Recorded data:

----------

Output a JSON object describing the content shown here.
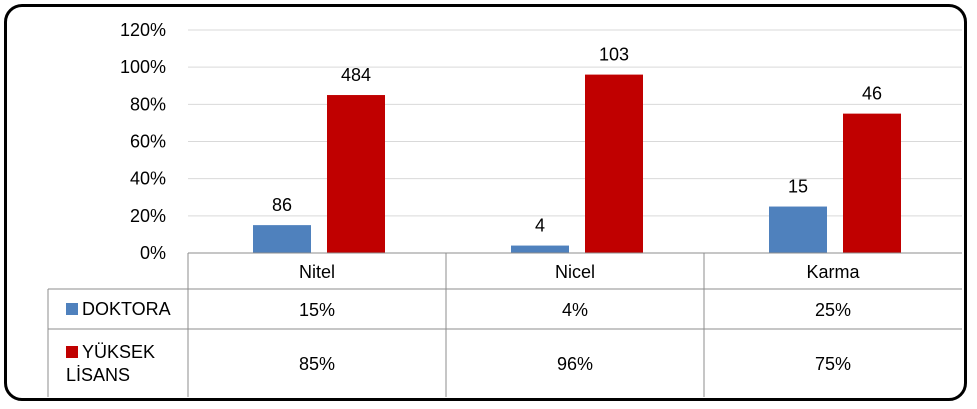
{
  "chart_data": {
    "type": "bar",
    "categories": [
      "Nitel",
      "Nicel",
      "Karma"
    ],
    "yticks": [
      "0%",
      "20%",
      "40%",
      "60%",
      "80%",
      "100%",
      "120%"
    ],
    "ylim": [
      0,
      120
    ],
    "grid": true,
    "legend": "data-table",
    "series": [
      {
        "name": "DOKTORA",
        "color": "#4f81bd",
        "values": [
          15,
          4,
          25
        ],
        "data_labels": [
          "86",
          "4",
          "15"
        ],
        "table_values": [
          "15%",
          "4%",
          "25%"
        ]
      },
      {
        "name": "YÜKSEK\nLİSANS",
        "name_lines": [
          "YÜKSEK",
          "LİSANS"
        ],
        "color": "#c00000",
        "values": [
          85,
          96,
          75
        ],
        "data_labels": [
          "484",
          "103",
          "46"
        ],
        "table_values": [
          "85%",
          "96%",
          "75%"
        ]
      }
    ]
  }
}
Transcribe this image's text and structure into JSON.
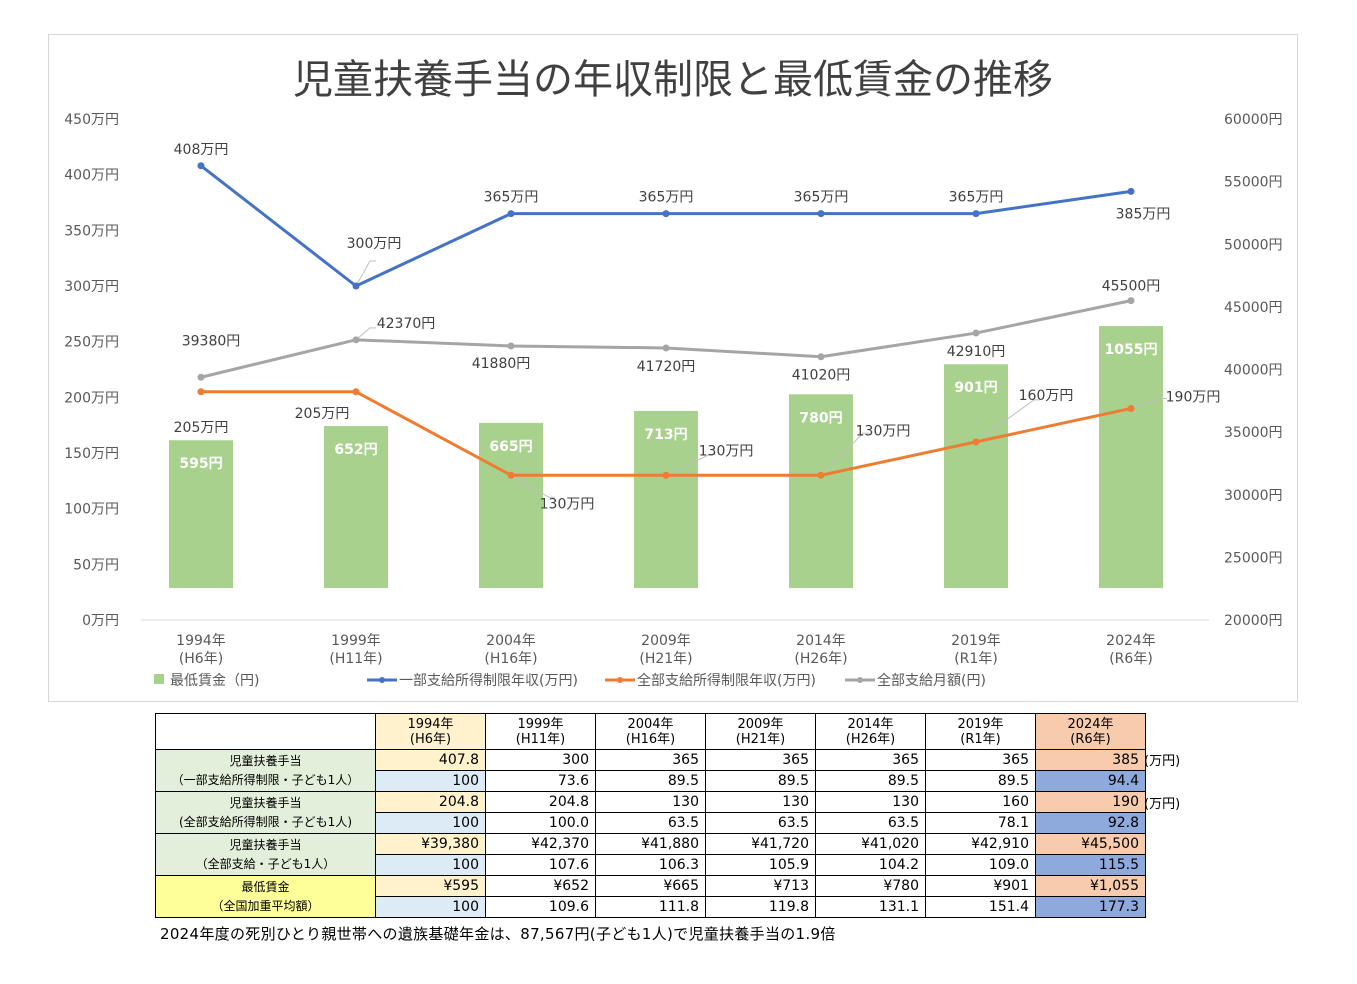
{
  "chart_data": {
    "type": "bar+line",
    "title": "児童扶養手当の年収制限と最低賃金の推移",
    "categories": [
      {
        "year": "1994年",
        "era": "(H6年)"
      },
      {
        "year": "1999年",
        "era": "(H11年)"
      },
      {
        "year": "2004年",
        "era": "(H16年)"
      },
      {
        "year": "2009年",
        "era": "(H21年)"
      },
      {
        "year": "2014年",
        "era": "(H26年)"
      },
      {
        "year": "2019年",
        "era": "(R1年)"
      },
      {
        "year": "2024年",
        "era": "(R6年)"
      }
    ],
    "left_axis": {
      "ylim": [
        0,
        450
      ],
      "ticks": [
        "0万円",
        "50万円",
        "100万円",
        "150万円",
        "200万円",
        "250万円",
        "300万円",
        "350万円",
        "400万円",
        "450万円"
      ]
    },
    "right_axis": {
      "ylim": [
        20000,
        60000
      ],
      "ticks": [
        "20000円",
        "25000円",
        "30000円",
        "35000円",
        "40000円",
        "45000円",
        "50000円",
        "55000円",
        "60000円"
      ]
    },
    "series": [
      {
        "name": "最低賃金（円)",
        "kind": "bar",
        "color": "#a9d18e",
        "axis": "left_bar",
        "values": [
          595,
          652,
          665,
          713,
          780,
          901,
          1055
        ],
        "labels": [
          "595円",
          "652円",
          "665円",
          "713円",
          "780円",
          "901円",
          "1055円"
        ]
      },
      {
        "name": "一部支給所得制限年収(万円)",
        "kind": "line",
        "color": "#4472c4",
        "axis": "left",
        "values": [
          408,
          300,
          365,
          365,
          365,
          365,
          385
        ],
        "labels": [
          "408万円",
          "300万円",
          "365万円",
          "365万円",
          "365万円",
          "365万円",
          "385万円"
        ]
      },
      {
        "name": "全部支給所得制限年収(万円)",
        "kind": "line",
        "color": "#ed7d31",
        "axis": "left",
        "values": [
          205,
          205,
          130,
          130,
          130,
          160,
          190
        ],
        "labels": [
          "205万円",
          "205万円",
          "130万円",
          "130万円",
          "130万円",
          "160万円",
          "190万円"
        ]
      },
      {
        "name": "全部支給月額(円)",
        "kind": "line",
        "color": "#a5a5a5",
        "axis": "right",
        "values": [
          39380,
          42370,
          41880,
          41720,
          41020,
          42910,
          45500
        ],
        "labels": [
          "39380円",
          "42370円",
          "41880円",
          "41720円",
          "41020円",
          "42910円",
          "45500円"
        ]
      }
    ]
  },
  "table": {
    "headers": [
      {
        "year": "1994年",
        "era": "(H6年)"
      },
      {
        "year": "1999年",
        "era": "(H11年)"
      },
      {
        "year": "2004年",
        "era": "(H16年)"
      },
      {
        "year": "2009年",
        "era": "(H21年)"
      },
      {
        "year": "2014年",
        "era": "(H26年)"
      },
      {
        "year": "2019年",
        "era": "(R1年)"
      },
      {
        "year": "2024年",
        "era": "(R6年)"
      }
    ],
    "groups": [
      {
        "label1": "児童扶養手当",
        "label2": "（一部支給所得制限・子ども1人）",
        "unit": "(万円)",
        "values": [
          "407.8",
          "300",
          "365",
          "365",
          "365",
          "365",
          "385"
        ],
        "index": [
          "100",
          "73.6",
          "89.5",
          "89.5",
          "89.5",
          "89.5",
          "94.4"
        ]
      },
      {
        "label1": "児童扶養手当",
        "label2": "(全部支給所得制限・子ども1人)",
        "unit": "(万円)",
        "values": [
          "204.8",
          "204.8",
          "130",
          "130",
          "130",
          "160",
          "190"
        ],
        "index": [
          "100",
          "100.0",
          "63.5",
          "63.5",
          "63.5",
          "78.1",
          "92.8"
        ]
      },
      {
        "label1": "児童扶養手当",
        "label2": "（全部支給・子ども1人）",
        "unit": "",
        "values": [
          "¥39,380",
          "¥42,370",
          "¥41,880",
          "¥41,720",
          "¥41,020",
          "¥42,910",
          "¥45,500"
        ],
        "index": [
          "100",
          "107.6",
          "106.3",
          "105.9",
          "104.2",
          "109.0",
          "115.5"
        ]
      },
      {
        "label1": "最低賃金",
        "label2": "（全国加重平均額）",
        "unit": "",
        "values": [
          "¥595",
          "¥652",
          "¥665",
          "¥713",
          "¥780",
          "¥901",
          "¥1,055"
        ],
        "index": [
          "100",
          "109.6",
          "111.8",
          "119.8",
          "131.1",
          "151.4",
          "177.3"
        ]
      }
    ]
  },
  "note": "2024年度の死別ひとり親世帯への遺族基礎年金は、87,567円(子ども1人)で児童扶養手当の1.9倍"
}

----------

DO THIS: Each record above should come back exactly the same, only without its pictures.

RESULT:
Output a JSON object describing the content shown here.
{
  "chart_data": {
    "type": "bar",
    "categories": [
      "Nitel",
      "Nicel",
      "Karma"
    ],
    "yticks": [
      "0%",
      "20%",
      "40%",
      "60%",
      "80%",
      "100%",
      "120%"
    ],
    "ylim": [
      0,
      120
    ],
    "grid": true,
    "legend": "data-table",
    "series": [
      {
        "name": "DOKTORA",
        "color": "#4f81bd",
        "values": [
          15,
          4,
          25
        ],
        "data_labels": [
          "86",
          "4",
          "15"
        ],
        "table_values": [
          "15%",
          "4%",
          "25%"
        ]
      },
      {
        "name": "YÜKSEK\nLİSANS",
        "name_lines": [
          "YÜKSEK",
          "LİSANS"
        ],
        "color": "#c00000",
        "values": [
          85,
          96,
          75
        ],
        "data_labels": [
          "484",
          "103",
          "46"
        ],
        "table_values": [
          "85%",
          "96%",
          "75%"
        ]
      }
    ]
  }
}
Transcribe this image's text and structure into JSON.
{
  "chart_data": {
    "type": "bar+line",
    "title": "児童扶養手当の年収制限と最低賃金の推移",
    "categories": [
      {
        "year": "1994年",
        "era": "(H6年)"
      },
      {
        "year": "1999年",
        "era": "(H11年)"
      },
      {
        "year": "2004年",
        "era": "(H16年)"
      },
      {
        "year": "2009年",
        "era": "(H21年)"
      },
      {
        "year": "2014年",
        "era": "(H26年)"
      },
      {
        "year": "2019年",
        "era": "(R1年)"
      },
      {
        "year": "2024年",
        "era": "(R6年)"
      }
    ],
    "left_axis": {
      "ylim": [
        0,
        450
      ],
      "ticks": [
        "0万円",
        "50万円",
        "100万円",
        "150万円",
        "200万円",
        "250万円",
        "300万円",
        "350万円",
        "400万円",
        "450万円"
      ]
    },
    "right_axis": {
      "ylim": [
        20000,
        60000
      ],
      "ticks": [
        "20000円",
        "25000円",
        "30000円",
        "35000円",
        "40000円",
        "45000円",
        "50000円",
        "55000円",
        "60000円"
      ]
    },
    "series": [
      {
        "name": "最低賃金（円)",
        "kind": "bar",
        "color": "#a9d18e",
        "axis": "left_bar",
        "values": [
          595,
          652,
          665,
          713,
          780,
          901,
          1055
        ],
        "labels": [
          "595円",
          "652円",
          "665円",
          "713円",
          "780円",
          "901円",
          "1055円"
        ]
      },
      {
        "name": "一部支給所得制限年収(万円)",
        "kind": "line",
        "color": "#4472c4",
        "axis": "left",
        "values": [
          408,
          300,
          365,
          365,
          365,
          365,
          385
        ],
        "labels": [
          "408万円",
          "300万円",
          "365万円",
          "365万円",
          "365万円",
          "365万円",
          "385万円"
        ]
      },
      {
        "name": "全部支給所得制限年収(万円)",
        "kind": "line",
        "color": "#ed7d31",
        "axis": "left",
        "values": [
          205,
          205,
          130,
          130,
          130,
          160,
          190
        ],
        "labels": [
          "205万円",
          "205万円",
          "130万円",
          "130万円",
          "130万円",
          "160万円",
          "190万円"
        ]
      },
      {
        "name": "全部支給月額(円)",
        "kind": "line",
        "color": "#a5a5a5",
        "axis": "right",
        "values": [
          39380,
          42370,
          41880,
          41720,
          41020,
          42910,
          45500
        ],
        "labels": [
          "39380円",
          "42370円",
          "41880円",
          "41720円",
          "41020円",
          "42910円",
          "45500円"
        ]
      }
    ]
  },
  "table": {
    "headers": [
      {
        "year": "1994年",
        "era": "(H6年)"
      },
      {
        "year": "1999年",
        "era": "(H11年)"
      },
      {
        "year": "2004年",
        "era": "(H16年)"
      },
      {
        "year": "2009年",
        "era": "(H21年)"
      },
      {
        "year": "2014年",
        "era": "(H26年)"
      },
      {
        "year": "2019年",
        "era": "(R1年)"
      },
      {
        "year": "2024年",
        "era": "(R6年)"
      }
    ],
    "groups": [
      {
        "label1": "児童扶養手当",
        "label2": "（一部支給所得制限・子ども1人）",
        "unit": "(万円)",
        "values": [
          "407.8",
          "300",
          "365",
          "365",
          "365",
          "365",
          "385"
        ],
        "index": [
          "100",
          "73.6",
          "89.5",
          "89.5",
          "89.5",
          "89.5",
          "94.4"
        ]
      },
      {
        "label1": "児童扶養手当",
        "label2": "(全部支給所得制限・子ども1人)",
        "unit": "(万円)",
        "values": [
          "204.8",
          "204.8",
          "130",
          "130",
          "130",
          "160",
          "190"
        ],
        "index": [
          "100",
          "100.0",
          "63.5",
          "63.5",
          "63.5",
          "78.1",
          "92.8"
        ]
      },
      {
        "label1": "児童扶養手当",
        "label2": "（全部支給・子ども1人）",
        "unit": "",
        "values": [
          "¥39,380",
          "¥42,370",
          "¥41,880",
          "¥41,720",
          "¥41,020",
          "¥42,910",
          "¥45,500"
        ],
        "index": [
          "100",
          "107.6",
          "106.3",
          "105.9",
          "104.2",
          "109.0",
          "115.5"
        ]
      },
      {
        "label1": "最低賃金",
        "label2": "（全国加重平均額）",
        "unit": "",
        "values": [
          "¥595",
          "¥652",
          "¥665",
          "¥713",
          "¥780",
          "¥901",
          "¥1,055"
        ],
        "index": [
          "100",
          "109.6",
          "111.8",
          "119.8",
          "131.1",
          "151.4",
          "177.3"
        ]
      }
    ]
  },
  "note": "2024年度の死別ひとり親世帯への遺族基礎年金は、87,567円(子ども1人)で児童扶養手当の1.9倍"
}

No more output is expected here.